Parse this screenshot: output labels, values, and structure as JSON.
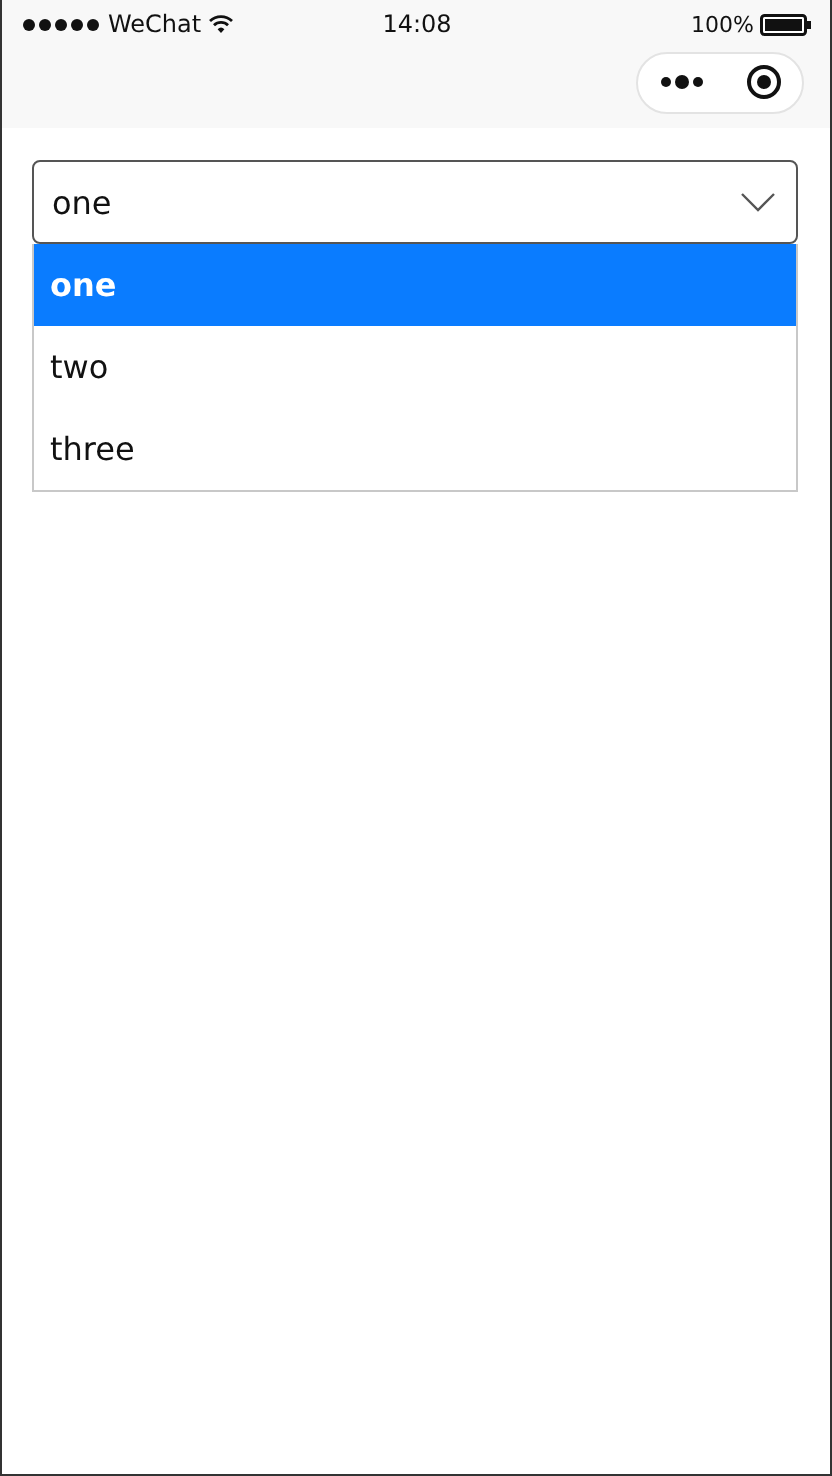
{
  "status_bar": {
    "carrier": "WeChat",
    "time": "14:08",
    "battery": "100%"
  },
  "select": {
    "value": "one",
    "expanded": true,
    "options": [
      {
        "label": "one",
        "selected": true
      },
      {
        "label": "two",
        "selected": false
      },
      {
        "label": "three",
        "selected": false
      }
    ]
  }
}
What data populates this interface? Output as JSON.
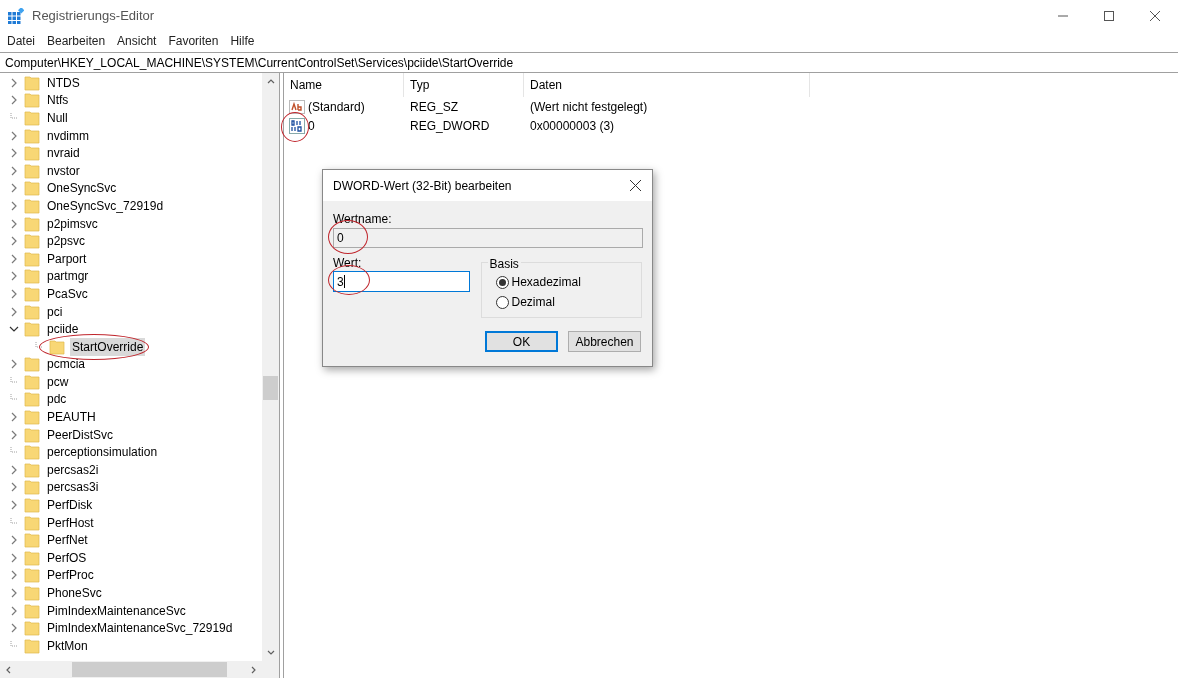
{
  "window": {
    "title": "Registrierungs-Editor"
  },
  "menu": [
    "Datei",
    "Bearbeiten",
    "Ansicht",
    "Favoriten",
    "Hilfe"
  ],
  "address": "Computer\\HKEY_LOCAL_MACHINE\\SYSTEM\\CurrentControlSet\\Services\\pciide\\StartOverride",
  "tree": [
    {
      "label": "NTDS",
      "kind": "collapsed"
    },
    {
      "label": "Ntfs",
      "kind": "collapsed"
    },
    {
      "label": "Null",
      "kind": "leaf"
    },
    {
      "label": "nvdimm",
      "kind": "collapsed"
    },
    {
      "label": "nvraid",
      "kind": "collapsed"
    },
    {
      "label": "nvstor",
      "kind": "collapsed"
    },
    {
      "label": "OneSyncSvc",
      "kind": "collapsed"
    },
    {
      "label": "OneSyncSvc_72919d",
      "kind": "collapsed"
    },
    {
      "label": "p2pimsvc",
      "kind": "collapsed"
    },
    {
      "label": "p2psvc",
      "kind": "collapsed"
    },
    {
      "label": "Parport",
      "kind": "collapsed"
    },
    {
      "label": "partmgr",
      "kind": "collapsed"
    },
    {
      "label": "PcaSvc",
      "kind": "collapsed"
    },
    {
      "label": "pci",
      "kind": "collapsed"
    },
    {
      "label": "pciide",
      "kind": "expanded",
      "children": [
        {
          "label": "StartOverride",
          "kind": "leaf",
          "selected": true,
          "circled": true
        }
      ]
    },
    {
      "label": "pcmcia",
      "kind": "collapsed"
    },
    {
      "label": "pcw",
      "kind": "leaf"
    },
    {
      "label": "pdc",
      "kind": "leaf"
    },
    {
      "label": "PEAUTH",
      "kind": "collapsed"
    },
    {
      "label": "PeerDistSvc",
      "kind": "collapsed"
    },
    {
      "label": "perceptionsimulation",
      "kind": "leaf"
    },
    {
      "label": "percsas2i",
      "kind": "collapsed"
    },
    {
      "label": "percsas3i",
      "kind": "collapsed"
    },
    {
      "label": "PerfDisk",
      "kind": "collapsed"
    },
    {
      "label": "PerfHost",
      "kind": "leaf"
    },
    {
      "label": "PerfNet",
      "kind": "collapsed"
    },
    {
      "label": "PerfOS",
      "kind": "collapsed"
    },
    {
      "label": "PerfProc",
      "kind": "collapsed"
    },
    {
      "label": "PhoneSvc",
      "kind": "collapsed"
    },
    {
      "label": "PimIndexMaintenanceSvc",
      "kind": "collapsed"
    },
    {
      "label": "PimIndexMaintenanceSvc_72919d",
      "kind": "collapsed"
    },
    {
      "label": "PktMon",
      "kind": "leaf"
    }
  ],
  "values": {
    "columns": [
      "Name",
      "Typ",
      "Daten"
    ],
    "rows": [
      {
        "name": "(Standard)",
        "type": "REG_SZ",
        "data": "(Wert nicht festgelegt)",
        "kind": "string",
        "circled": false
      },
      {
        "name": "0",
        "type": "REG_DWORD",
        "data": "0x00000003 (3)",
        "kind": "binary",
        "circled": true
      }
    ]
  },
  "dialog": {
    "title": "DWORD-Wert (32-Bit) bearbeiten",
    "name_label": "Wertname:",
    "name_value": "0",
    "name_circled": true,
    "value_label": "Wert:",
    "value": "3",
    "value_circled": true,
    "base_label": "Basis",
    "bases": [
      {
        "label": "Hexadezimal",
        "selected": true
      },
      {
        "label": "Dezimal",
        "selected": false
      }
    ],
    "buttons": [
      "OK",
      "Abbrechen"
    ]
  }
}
* * *
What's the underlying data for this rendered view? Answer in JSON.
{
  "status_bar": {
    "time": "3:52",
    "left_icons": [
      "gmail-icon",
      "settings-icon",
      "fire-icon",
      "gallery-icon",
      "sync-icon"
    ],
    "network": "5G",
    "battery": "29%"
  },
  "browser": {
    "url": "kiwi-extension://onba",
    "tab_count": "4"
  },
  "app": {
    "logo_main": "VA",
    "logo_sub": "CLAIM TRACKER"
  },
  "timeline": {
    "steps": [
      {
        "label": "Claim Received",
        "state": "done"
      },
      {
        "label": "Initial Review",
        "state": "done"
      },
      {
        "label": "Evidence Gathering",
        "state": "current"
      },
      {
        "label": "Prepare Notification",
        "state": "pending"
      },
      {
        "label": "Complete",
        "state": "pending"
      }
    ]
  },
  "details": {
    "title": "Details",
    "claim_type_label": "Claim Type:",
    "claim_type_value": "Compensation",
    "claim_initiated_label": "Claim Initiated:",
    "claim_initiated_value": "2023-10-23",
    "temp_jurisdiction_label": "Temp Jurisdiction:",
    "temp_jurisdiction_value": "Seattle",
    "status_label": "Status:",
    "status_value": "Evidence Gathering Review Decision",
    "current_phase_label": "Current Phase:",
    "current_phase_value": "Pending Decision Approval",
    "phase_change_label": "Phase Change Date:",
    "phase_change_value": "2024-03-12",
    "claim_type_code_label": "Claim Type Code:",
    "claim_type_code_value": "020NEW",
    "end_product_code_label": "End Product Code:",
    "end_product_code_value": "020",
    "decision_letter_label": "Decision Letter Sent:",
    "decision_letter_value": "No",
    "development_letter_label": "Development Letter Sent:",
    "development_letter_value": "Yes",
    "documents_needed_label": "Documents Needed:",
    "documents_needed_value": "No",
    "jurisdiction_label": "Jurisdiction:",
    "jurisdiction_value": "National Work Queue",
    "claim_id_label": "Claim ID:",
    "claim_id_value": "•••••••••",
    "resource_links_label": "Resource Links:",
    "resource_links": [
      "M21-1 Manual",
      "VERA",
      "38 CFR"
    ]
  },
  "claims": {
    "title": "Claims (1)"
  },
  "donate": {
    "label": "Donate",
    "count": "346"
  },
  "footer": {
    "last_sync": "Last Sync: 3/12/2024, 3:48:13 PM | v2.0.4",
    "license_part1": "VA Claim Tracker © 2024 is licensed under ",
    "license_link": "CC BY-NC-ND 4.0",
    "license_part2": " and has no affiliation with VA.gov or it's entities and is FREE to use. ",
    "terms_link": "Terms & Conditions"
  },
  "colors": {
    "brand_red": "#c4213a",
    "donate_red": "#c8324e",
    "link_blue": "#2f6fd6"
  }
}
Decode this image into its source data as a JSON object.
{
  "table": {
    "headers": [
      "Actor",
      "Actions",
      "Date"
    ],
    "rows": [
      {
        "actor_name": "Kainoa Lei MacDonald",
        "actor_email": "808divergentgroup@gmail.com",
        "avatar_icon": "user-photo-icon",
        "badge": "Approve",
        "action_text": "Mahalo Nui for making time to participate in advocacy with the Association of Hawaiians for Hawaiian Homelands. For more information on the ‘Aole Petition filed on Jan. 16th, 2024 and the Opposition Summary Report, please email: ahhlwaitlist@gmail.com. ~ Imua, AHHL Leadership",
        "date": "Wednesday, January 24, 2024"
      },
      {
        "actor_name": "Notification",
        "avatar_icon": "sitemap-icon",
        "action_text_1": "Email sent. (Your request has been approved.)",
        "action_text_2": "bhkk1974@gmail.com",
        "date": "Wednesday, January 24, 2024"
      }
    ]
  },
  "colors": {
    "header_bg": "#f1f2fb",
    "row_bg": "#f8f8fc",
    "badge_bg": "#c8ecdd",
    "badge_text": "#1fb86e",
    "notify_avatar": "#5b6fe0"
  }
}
* * *
Challenge:
From the data above, copy each line that has the string "gmail".

Solution to the problem:
      "gmail-icon",
        "actor_email": "808divergentgroup@gmail.com",
        "action_text": "Mahalo Nui for making time to participate in advocacy with the Association of Hawaiians for Hawaiian Homelands. For more information on the ‘Aole Petition filed on Jan. 16th, 2024 and the Opposition Summary Report, please email: ahhlwaitlist@gmail.com. ~ Imua, AHHL Leadership",
        "action_text_2": "bhkk1974@gmail.com",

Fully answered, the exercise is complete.